■ Source data:
* START *
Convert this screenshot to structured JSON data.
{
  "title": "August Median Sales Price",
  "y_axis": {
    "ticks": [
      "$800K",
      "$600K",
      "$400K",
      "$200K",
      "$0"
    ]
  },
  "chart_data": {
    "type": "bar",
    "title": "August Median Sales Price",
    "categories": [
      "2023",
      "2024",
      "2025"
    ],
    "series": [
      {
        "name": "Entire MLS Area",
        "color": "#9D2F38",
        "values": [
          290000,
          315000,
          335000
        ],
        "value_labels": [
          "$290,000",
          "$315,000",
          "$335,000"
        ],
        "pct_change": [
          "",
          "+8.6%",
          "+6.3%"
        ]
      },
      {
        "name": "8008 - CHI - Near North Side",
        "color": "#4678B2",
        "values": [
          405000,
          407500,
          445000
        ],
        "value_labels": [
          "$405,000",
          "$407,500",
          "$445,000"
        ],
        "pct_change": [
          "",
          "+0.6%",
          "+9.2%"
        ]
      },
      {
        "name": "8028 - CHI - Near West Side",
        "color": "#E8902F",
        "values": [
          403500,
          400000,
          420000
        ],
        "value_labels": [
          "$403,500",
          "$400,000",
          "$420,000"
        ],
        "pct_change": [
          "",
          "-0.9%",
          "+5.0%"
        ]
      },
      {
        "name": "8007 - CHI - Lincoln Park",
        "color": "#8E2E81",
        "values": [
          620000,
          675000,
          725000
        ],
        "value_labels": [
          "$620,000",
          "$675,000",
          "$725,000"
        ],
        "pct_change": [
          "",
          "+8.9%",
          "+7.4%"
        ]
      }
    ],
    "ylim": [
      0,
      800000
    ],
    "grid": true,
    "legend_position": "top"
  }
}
* END *
■ Challenge: Among the entries above, how many lines hold the string "color"? Give the number by itself.

■ Task answer: 4